Task instructions. Filter the records below down to lines containing "title".

Provided material.
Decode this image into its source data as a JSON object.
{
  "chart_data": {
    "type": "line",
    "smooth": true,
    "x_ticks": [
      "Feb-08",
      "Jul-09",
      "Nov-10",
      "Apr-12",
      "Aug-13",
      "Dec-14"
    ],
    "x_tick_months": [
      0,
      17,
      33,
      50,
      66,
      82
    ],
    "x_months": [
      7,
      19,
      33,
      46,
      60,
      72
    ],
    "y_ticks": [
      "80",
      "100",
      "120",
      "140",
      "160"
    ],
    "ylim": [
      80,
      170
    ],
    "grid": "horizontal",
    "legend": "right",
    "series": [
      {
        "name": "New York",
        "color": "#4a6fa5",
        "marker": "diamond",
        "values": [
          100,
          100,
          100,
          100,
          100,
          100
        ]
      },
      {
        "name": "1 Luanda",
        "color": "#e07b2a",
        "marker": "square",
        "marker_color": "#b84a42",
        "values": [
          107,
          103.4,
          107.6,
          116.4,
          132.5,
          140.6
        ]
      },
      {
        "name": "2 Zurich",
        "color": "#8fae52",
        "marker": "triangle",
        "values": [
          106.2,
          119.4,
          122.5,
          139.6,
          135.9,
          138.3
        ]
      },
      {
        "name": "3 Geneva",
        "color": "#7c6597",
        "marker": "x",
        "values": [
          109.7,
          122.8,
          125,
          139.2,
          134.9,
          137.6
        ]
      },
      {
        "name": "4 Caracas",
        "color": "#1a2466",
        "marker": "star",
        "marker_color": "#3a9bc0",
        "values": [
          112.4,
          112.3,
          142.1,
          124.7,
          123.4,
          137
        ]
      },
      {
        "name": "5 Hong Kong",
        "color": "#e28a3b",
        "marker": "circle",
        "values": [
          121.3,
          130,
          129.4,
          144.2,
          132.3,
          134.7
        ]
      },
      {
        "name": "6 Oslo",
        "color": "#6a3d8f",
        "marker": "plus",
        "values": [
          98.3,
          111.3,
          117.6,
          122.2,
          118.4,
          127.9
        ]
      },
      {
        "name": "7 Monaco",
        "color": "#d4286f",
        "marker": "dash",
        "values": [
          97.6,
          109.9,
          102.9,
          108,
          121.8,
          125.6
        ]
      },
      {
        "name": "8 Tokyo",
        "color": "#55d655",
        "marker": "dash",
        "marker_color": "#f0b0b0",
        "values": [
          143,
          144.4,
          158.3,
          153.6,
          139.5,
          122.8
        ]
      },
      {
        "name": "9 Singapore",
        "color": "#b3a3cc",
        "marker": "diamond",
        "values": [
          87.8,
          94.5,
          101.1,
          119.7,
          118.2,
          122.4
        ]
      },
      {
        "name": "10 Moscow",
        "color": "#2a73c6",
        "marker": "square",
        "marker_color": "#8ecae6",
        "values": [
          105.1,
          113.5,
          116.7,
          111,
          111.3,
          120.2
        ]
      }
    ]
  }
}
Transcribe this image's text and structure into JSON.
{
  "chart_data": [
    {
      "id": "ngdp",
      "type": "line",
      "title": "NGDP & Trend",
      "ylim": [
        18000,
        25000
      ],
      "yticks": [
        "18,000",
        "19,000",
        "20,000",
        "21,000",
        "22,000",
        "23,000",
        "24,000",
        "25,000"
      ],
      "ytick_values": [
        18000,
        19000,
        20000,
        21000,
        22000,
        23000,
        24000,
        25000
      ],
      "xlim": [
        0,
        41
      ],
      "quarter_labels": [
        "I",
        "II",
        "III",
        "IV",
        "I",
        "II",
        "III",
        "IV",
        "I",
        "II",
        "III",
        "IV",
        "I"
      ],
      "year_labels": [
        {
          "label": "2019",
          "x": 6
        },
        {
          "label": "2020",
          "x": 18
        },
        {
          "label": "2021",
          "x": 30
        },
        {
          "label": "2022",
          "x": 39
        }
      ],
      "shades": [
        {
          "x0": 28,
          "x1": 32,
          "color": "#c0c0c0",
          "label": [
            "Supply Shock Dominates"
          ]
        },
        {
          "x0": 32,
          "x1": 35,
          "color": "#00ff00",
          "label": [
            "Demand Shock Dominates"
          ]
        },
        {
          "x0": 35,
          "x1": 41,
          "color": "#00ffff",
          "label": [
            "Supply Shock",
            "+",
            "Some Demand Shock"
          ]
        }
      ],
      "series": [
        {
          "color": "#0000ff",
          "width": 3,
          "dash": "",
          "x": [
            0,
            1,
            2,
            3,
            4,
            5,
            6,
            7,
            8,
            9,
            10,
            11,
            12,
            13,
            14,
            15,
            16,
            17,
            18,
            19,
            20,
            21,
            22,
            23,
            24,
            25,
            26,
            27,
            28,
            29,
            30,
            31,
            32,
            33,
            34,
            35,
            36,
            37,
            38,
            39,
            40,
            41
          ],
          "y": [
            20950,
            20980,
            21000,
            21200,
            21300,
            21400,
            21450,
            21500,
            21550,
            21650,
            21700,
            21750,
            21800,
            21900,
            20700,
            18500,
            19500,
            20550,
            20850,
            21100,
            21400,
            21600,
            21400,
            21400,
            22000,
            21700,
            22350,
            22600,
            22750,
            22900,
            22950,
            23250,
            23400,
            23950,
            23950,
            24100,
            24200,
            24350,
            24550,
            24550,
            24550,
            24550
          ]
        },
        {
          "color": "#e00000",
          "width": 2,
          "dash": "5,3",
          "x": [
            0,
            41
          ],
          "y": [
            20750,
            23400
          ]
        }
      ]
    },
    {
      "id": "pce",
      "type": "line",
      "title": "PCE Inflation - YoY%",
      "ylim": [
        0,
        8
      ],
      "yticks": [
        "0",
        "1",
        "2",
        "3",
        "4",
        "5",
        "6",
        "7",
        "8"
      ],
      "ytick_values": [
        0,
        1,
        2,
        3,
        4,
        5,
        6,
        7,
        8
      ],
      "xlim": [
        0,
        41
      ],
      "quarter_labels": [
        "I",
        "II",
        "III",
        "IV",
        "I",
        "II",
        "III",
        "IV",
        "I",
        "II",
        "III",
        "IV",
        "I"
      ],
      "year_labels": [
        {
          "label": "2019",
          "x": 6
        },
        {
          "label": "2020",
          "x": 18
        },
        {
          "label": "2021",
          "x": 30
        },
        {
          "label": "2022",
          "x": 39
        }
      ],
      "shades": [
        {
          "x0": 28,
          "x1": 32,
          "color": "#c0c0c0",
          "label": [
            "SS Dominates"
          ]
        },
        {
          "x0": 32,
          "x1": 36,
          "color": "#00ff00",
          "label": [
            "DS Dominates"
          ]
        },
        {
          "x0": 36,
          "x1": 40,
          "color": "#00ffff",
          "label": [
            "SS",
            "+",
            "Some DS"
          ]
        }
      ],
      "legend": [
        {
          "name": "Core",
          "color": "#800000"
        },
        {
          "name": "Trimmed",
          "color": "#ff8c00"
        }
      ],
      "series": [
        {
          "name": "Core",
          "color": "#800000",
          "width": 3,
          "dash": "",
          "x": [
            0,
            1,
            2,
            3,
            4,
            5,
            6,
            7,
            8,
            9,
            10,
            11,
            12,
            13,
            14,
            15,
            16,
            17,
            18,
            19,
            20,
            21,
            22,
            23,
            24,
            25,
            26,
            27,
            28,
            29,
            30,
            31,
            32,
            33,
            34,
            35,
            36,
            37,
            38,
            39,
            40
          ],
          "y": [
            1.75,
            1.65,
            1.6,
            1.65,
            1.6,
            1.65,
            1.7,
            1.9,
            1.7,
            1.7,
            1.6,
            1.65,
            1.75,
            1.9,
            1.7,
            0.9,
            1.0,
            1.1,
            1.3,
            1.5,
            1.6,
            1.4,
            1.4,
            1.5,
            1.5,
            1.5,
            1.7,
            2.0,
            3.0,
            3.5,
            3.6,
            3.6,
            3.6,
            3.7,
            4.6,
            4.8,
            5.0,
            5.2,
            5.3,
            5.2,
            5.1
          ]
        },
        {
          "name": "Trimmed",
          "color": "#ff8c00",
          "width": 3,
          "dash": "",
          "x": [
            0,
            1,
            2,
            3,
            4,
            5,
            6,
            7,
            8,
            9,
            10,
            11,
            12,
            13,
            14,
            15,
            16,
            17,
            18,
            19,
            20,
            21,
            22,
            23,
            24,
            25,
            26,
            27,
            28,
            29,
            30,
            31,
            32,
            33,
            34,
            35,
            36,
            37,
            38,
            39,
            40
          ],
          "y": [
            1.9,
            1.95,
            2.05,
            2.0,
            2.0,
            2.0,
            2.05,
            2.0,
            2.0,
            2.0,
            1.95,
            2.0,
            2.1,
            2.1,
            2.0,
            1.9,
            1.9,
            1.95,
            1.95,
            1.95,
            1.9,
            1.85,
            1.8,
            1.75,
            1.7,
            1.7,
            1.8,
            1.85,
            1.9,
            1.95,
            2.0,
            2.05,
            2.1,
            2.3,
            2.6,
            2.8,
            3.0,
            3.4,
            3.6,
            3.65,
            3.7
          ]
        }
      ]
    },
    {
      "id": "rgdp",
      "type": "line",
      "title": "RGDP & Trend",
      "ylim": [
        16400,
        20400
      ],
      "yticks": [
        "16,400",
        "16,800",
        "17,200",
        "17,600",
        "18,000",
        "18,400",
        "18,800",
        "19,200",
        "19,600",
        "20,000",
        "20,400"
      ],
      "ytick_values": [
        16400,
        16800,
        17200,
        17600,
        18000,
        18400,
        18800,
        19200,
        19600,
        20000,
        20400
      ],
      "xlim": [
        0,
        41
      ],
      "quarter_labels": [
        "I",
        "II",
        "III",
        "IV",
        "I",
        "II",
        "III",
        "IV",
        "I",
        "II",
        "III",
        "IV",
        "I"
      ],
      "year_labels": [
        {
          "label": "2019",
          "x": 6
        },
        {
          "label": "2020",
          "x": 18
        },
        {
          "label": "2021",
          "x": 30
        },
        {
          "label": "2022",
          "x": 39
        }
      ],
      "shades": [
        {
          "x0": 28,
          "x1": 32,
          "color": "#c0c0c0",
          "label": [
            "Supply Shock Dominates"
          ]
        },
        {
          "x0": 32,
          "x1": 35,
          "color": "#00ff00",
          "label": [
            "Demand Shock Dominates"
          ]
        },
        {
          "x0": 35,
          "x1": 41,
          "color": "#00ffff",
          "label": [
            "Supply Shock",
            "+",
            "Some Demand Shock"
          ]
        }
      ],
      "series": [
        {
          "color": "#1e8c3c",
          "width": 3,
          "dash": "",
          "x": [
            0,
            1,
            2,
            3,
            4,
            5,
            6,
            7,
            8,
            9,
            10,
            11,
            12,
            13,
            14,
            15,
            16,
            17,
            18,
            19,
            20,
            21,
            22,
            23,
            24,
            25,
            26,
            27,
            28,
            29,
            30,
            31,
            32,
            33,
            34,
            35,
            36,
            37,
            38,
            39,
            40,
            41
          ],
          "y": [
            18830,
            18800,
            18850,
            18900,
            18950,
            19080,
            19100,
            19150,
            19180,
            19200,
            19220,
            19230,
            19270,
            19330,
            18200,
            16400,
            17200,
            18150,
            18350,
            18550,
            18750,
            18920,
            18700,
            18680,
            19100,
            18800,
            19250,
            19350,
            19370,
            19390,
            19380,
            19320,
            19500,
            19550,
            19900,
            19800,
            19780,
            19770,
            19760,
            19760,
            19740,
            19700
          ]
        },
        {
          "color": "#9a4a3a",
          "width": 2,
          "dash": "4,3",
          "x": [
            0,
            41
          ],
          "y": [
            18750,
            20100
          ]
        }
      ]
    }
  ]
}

Reply.
      "title": "NGDP & Trend",
      "title": "PCE Inflation - YoY%",
      "title": "RGDP & Trend",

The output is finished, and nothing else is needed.